Petunjuk Tugas:
Jawab pertanyaan berikut berdasarkan artikel tentang korupsi di Maluku Utara di bawah.
(a) Apa status penulis artikel tersebut?
(b) Pada hari dan tanggal berapa artikel itu dimuat?
(c) Keuntungan apa saja yang menurut artikel itu sering didapat pemburu rente lewat penggunaan pengaruh?

Teks Halaman:
Notification

×

Iklan

Iklan

Indeks Berita

Tag Terpopuler

Menggali Akar Masalah Korupsi: Ironi Pemburu Rente di Tengah Kekayaan Maluku Utara

Minggu, 24 Maret 2024 | Maret 24, 2024 WIB | 0 Views Last Updated 2024-03-25T06:29:34Z

Penulis, Safrudin Taher Mahasiswa Pascasarjana Universitas Nasional Jakarta (dok. istimewa)

Narasi Indonesia.com, MALUKU UTARA-Maluku Utara merupakan sebuah provinsi yang kaya akan potensi alam dan keindahan, kendati demikian Maluku Utara menyimpan sejumlah masalah yang memprihatinkan ditengah kekayaan alam dan potensi yang ada saat ini. Hal tersebut dapat dibuktikan dengan maraknya para pejabat daerah terjerat dalam pusaran kasus korupsi dan pemburu rente yang merugikan. Maraknya praktik korupsi dan pemburu rente di Maluku Utara merupakan sebuah ironi.


Pemburu rente adalah sebuah konsep di mana kelompok kepentingan mencari keuntungan ekonomi melalui manipulasi dan eksploitasi kekuasaan mereka, bukan melalui aktivitas produktif seperti perdagangan. Praktik ini sering kali melibatkan penggunaan pengaruh untuk mendapatkan keuntungan seperti monopoli, subsidi, hak istimewa pajak, dan lisensi. Terperangkapnya Maluku Utara dalam pusaran pemburu rente didasarkan pada sejumlah fakta dan data yang terpercaya terkait dengan kasus-kasus korupsi yang telah terungkap baru-baru ini yang melibatkan pejabat publik, poilitisi dan pengusaha tambang/nikel. Kasus-kasus korupsi yang terungkap menunjukkan dana publik yang seharusnya digunakan untuk pembangunan dan kesejahteraan masyarakat Maluku Utara justru disalahgunakan oleh segelintir individu yang rakus akan kekuasaan dan keuntungan pribadi. Fenomena ini tidak hanya merugikan secara ekonomi, tetapi juga mengikis kepercayaan publik terhadap integritas pemerintah dan lembaga hukum.

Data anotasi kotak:
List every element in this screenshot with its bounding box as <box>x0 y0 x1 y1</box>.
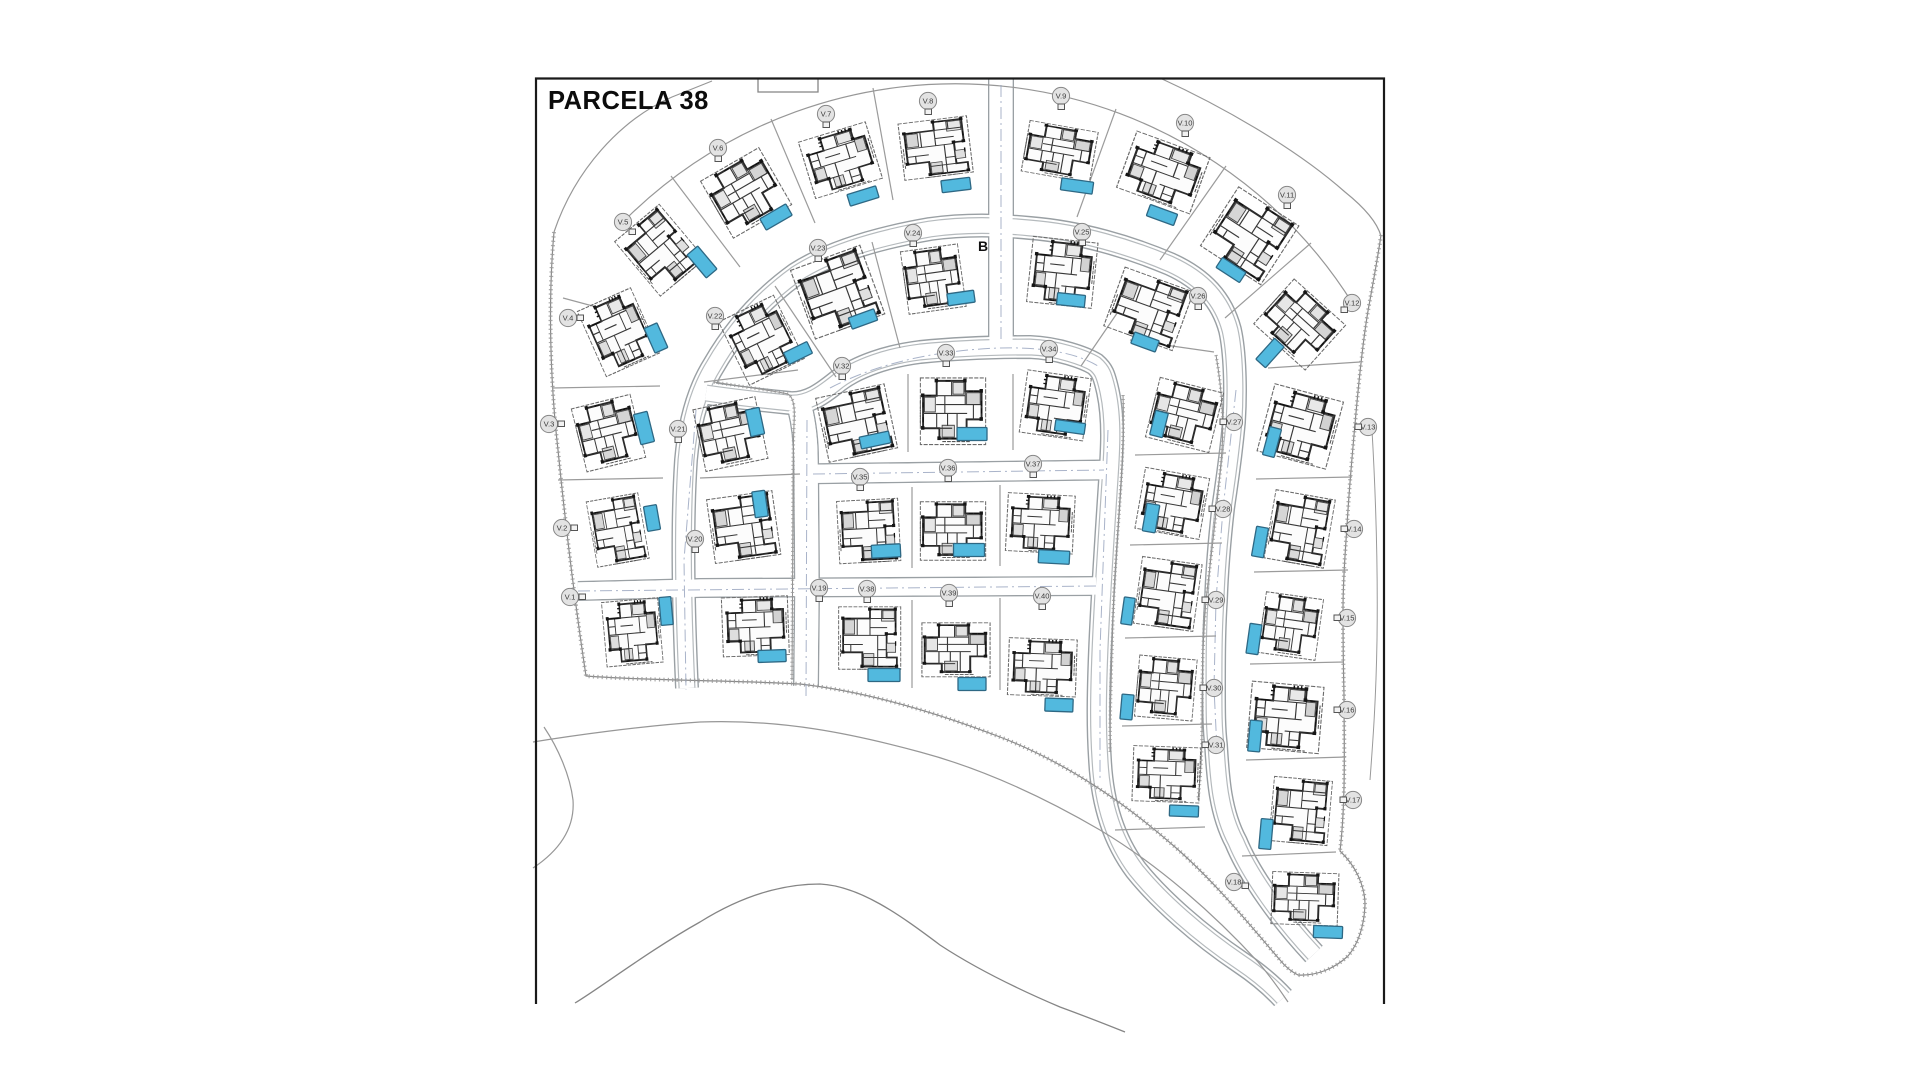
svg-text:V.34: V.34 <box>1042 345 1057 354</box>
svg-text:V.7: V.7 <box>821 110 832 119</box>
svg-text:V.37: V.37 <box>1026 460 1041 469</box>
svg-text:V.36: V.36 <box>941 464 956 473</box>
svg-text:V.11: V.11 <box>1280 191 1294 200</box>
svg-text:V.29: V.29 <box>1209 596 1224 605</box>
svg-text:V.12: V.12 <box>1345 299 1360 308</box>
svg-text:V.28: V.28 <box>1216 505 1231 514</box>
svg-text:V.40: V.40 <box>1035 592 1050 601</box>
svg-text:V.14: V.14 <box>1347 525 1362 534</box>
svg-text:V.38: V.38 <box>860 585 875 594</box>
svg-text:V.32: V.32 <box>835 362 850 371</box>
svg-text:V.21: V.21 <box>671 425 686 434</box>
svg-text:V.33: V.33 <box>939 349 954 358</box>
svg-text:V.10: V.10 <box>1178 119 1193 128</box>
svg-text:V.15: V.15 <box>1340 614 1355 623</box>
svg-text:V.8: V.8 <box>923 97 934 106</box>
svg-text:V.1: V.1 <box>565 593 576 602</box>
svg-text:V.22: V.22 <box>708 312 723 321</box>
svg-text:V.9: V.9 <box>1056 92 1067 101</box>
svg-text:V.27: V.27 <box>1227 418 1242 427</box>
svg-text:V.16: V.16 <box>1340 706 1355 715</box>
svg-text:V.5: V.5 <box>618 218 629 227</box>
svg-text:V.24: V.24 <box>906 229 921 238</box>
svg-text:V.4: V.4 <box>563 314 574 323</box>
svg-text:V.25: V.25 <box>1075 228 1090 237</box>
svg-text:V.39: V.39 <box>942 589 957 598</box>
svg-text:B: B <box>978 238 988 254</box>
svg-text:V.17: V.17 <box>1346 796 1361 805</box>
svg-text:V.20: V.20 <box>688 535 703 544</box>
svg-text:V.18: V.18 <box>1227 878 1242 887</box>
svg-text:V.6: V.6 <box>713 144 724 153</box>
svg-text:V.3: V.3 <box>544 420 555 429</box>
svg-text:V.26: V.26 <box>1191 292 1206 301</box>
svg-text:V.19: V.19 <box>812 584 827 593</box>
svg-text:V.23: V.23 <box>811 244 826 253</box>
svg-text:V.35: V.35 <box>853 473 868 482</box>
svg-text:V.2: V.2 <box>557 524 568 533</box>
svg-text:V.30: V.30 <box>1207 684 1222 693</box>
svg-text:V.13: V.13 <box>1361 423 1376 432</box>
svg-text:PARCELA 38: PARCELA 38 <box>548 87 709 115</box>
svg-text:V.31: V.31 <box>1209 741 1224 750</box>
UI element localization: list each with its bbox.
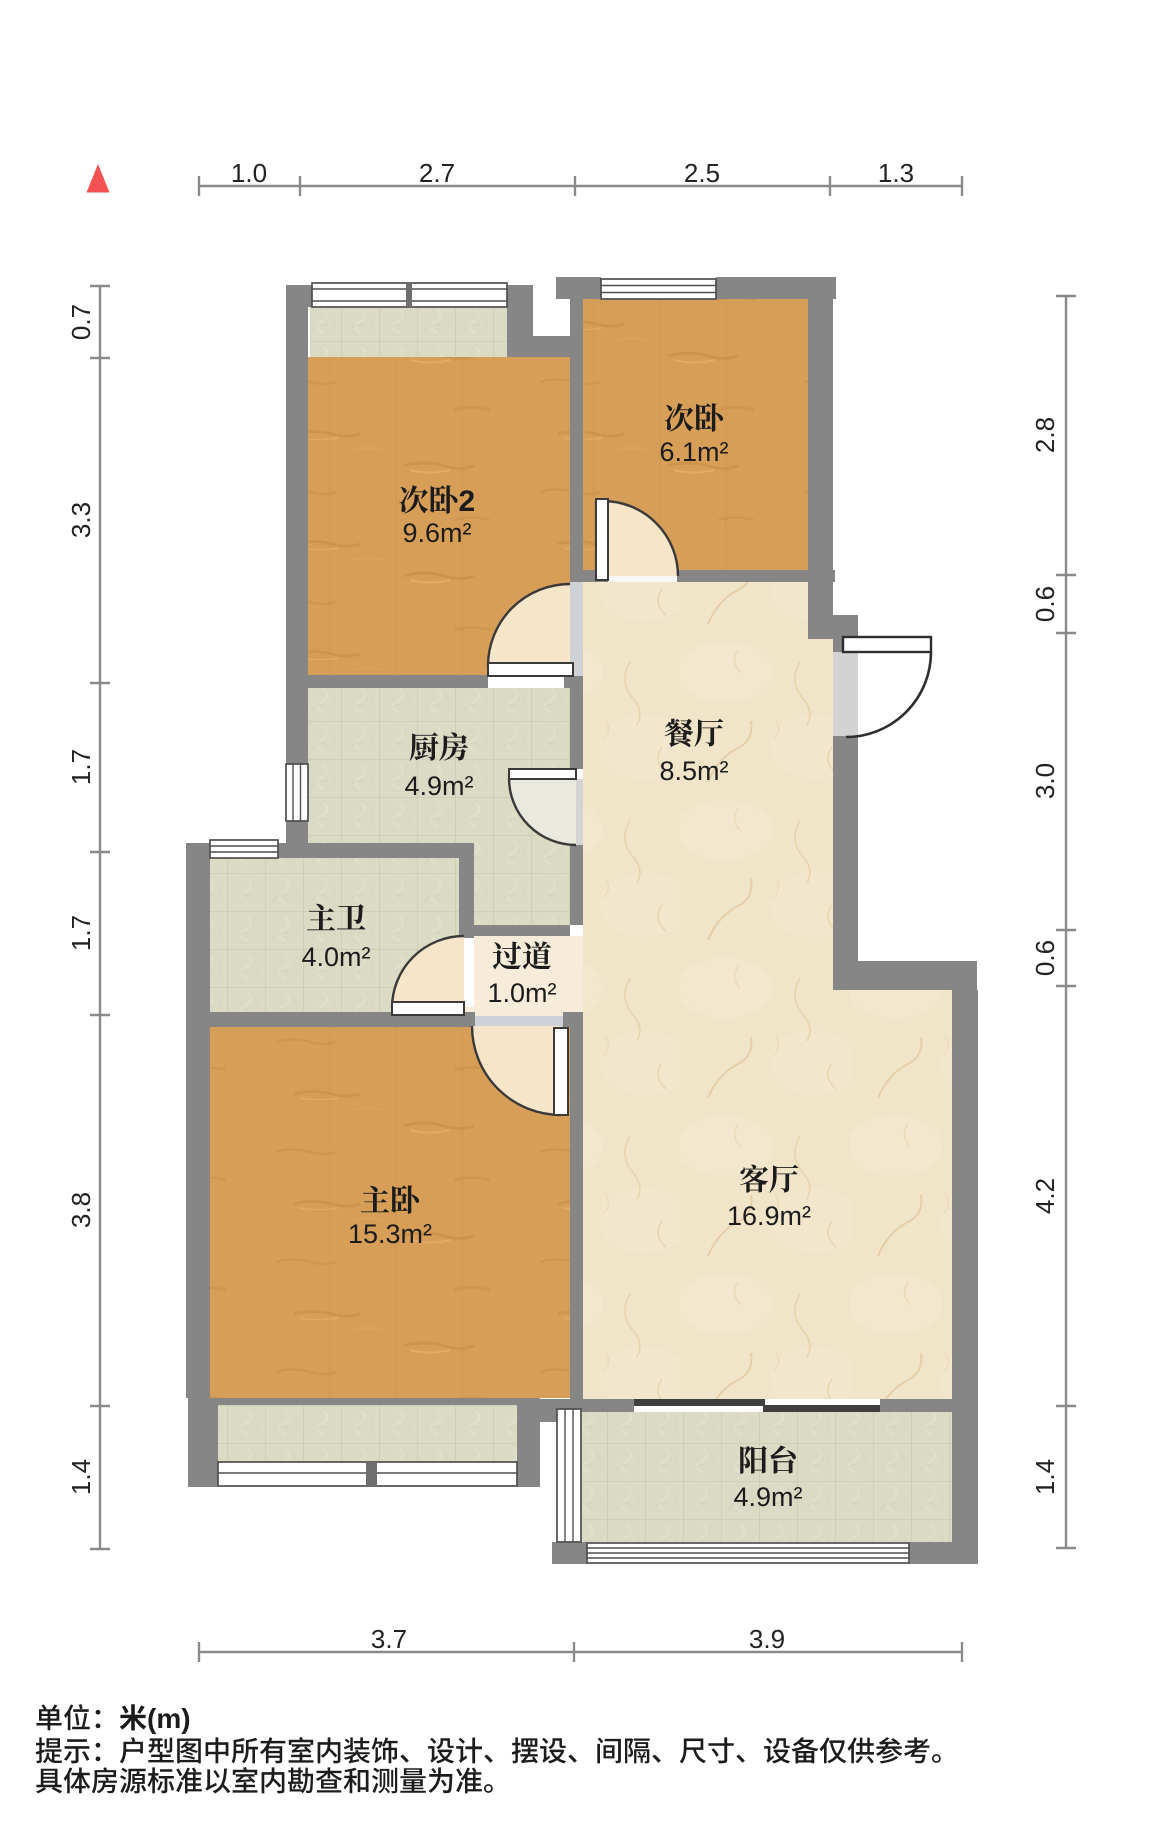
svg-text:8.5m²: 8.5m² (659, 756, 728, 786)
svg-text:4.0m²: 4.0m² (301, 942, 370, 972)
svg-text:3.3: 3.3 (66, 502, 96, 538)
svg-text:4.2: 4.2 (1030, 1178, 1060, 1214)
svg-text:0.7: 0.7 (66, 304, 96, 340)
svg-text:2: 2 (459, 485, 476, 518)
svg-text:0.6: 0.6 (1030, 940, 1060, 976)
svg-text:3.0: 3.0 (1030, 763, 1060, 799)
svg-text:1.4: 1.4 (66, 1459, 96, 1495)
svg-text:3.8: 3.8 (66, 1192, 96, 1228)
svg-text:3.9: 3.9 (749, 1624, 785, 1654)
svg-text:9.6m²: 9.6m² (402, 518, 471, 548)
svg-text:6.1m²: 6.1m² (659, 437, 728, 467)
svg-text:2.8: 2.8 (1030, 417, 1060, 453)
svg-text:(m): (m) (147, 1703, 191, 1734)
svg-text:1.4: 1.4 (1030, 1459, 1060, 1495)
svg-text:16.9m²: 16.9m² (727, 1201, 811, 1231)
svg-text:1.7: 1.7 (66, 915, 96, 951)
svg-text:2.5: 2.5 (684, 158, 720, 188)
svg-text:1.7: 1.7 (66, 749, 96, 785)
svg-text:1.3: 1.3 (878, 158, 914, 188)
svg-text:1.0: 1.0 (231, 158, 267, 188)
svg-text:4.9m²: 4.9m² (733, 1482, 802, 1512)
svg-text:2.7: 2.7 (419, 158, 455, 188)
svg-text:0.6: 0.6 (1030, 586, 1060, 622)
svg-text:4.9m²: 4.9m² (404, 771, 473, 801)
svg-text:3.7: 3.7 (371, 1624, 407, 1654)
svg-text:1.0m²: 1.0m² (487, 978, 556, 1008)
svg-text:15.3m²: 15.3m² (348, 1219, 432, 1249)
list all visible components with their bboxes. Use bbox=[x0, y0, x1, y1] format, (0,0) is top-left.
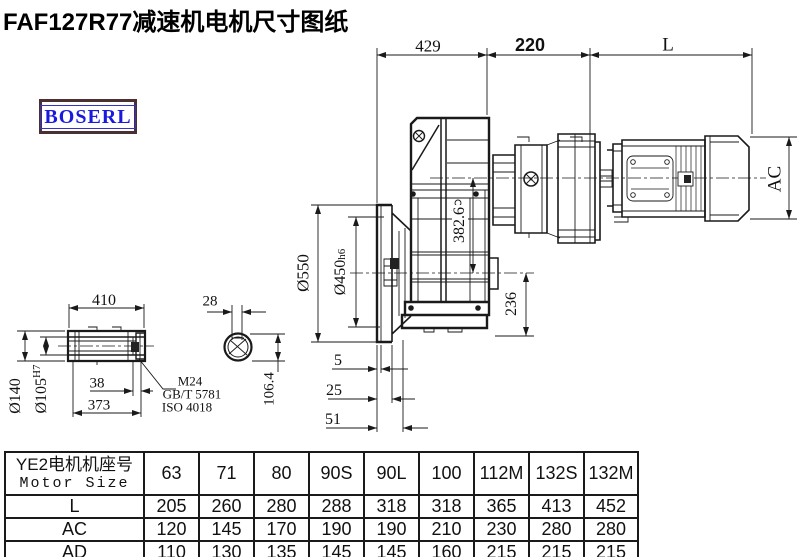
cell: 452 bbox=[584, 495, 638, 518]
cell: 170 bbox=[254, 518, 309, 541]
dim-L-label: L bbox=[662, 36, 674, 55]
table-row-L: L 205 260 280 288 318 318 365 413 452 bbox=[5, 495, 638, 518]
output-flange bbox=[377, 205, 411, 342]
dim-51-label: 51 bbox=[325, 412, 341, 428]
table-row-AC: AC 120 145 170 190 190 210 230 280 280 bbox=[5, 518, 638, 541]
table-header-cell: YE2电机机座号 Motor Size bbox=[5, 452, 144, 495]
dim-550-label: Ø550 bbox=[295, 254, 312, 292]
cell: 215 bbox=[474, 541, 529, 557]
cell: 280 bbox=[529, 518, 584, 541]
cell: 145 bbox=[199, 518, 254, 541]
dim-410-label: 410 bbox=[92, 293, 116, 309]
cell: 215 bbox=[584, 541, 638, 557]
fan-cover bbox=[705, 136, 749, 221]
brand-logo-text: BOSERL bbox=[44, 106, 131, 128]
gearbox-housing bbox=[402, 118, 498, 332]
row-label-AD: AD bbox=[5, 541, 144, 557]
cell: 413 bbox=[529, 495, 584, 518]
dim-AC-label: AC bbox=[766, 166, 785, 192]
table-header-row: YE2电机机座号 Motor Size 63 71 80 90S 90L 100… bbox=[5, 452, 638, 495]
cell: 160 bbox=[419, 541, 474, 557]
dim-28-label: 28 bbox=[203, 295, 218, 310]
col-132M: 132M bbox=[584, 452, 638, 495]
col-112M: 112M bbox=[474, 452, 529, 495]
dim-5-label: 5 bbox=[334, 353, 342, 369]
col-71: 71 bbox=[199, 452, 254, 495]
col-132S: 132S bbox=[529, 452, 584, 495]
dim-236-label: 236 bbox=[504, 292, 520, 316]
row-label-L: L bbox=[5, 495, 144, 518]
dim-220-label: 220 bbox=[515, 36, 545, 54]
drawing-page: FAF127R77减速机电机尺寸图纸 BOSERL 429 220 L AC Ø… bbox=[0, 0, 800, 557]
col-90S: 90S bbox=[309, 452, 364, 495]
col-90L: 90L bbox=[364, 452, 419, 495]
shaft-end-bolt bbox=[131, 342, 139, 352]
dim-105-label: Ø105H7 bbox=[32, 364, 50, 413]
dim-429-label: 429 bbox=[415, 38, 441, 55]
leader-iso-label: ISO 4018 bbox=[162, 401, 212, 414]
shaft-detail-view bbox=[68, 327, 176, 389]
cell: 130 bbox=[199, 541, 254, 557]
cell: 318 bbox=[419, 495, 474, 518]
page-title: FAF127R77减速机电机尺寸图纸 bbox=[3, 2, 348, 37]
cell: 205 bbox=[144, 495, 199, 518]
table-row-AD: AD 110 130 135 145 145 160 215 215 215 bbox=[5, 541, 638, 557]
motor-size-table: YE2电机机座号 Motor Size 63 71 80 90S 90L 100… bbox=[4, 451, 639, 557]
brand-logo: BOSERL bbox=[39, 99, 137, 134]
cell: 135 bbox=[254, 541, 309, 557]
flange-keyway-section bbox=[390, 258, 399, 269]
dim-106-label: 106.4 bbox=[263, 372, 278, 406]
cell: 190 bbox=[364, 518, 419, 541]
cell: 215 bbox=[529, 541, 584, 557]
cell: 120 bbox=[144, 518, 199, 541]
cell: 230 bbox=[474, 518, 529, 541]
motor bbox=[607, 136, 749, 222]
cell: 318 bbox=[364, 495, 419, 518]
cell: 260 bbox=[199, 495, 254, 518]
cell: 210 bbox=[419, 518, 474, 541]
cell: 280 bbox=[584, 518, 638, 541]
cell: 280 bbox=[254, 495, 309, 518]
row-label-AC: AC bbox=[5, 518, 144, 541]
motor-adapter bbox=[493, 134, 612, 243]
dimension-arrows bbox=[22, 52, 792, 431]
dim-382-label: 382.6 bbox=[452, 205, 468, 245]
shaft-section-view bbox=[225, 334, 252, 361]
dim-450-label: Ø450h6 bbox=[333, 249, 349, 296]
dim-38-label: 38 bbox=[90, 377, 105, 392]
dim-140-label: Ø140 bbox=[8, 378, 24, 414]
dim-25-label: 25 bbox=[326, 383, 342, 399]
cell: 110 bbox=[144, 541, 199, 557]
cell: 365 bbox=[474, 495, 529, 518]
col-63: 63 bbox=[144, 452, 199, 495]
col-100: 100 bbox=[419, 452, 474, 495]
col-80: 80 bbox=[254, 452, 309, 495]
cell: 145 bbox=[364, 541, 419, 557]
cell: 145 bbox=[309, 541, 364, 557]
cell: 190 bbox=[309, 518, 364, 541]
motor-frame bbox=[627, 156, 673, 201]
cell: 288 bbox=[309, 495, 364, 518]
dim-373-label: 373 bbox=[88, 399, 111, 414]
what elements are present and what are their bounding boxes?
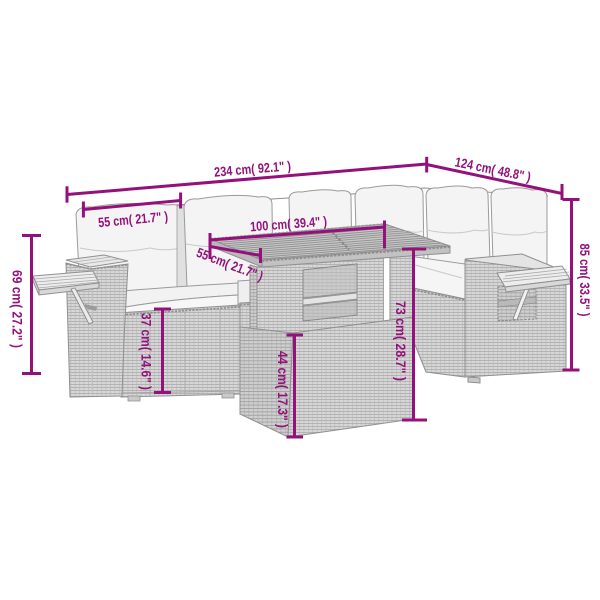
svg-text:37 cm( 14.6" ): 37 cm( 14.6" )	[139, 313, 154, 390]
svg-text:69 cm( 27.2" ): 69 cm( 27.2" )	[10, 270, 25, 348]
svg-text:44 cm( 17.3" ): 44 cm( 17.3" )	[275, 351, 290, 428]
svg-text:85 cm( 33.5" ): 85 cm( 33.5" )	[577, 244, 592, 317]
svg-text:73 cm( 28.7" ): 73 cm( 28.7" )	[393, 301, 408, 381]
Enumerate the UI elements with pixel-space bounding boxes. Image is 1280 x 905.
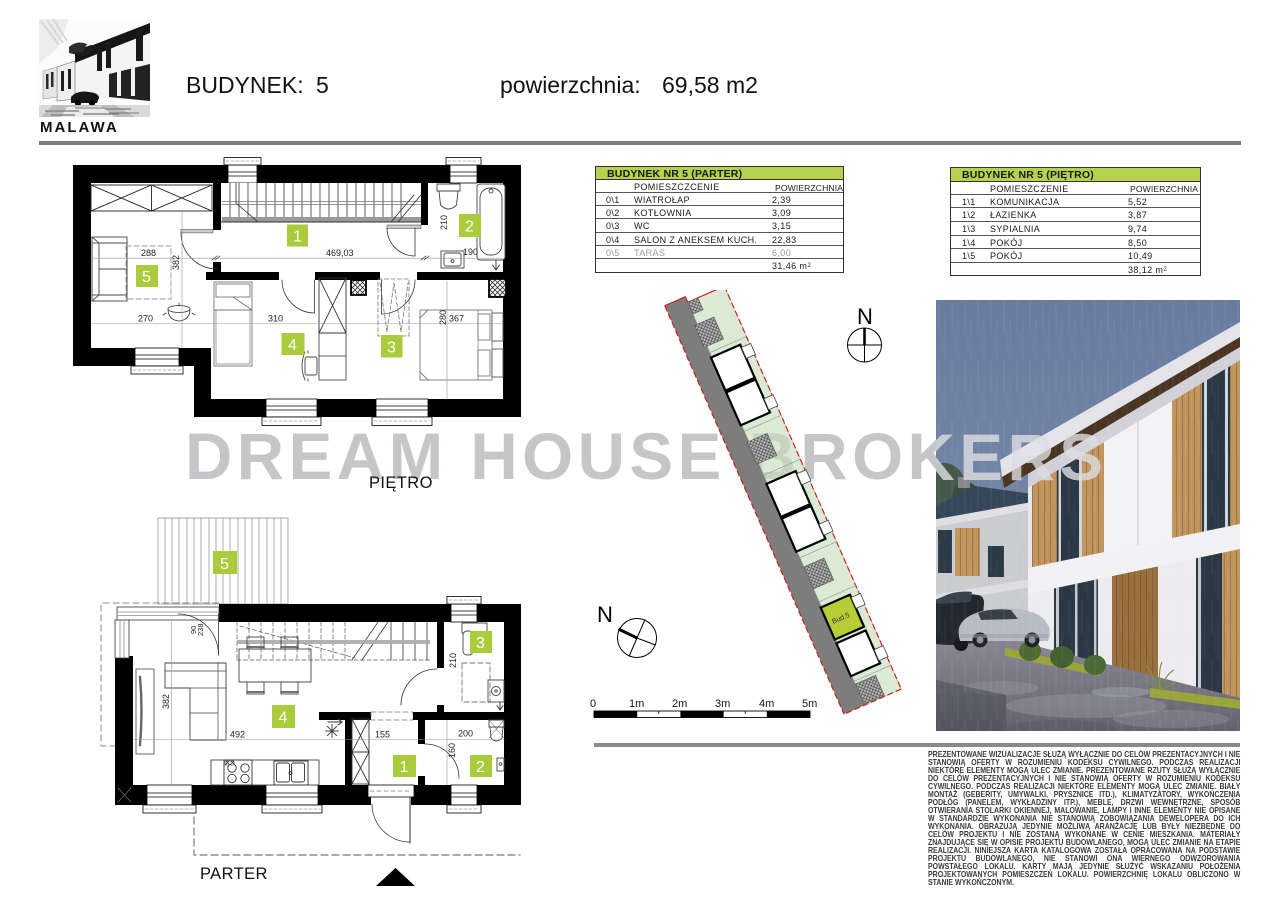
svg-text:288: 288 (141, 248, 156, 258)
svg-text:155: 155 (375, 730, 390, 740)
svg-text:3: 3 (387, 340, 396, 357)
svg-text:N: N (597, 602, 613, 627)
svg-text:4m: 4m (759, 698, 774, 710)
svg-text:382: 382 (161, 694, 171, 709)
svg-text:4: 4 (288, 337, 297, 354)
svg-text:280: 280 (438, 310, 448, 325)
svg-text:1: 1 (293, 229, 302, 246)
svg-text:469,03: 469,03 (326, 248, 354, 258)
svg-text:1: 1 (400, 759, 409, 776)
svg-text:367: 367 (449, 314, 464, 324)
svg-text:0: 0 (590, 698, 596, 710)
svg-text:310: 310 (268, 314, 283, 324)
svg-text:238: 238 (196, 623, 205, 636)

Penyelesaian Latihan:
(a) Mahasiswa Pascasarjana Universitas Nasional Jakarta.
(b) Minggu, 24 Maret 2024.
(c) Monopoli, subsidi, hak istimewa pajak, dan lisensi.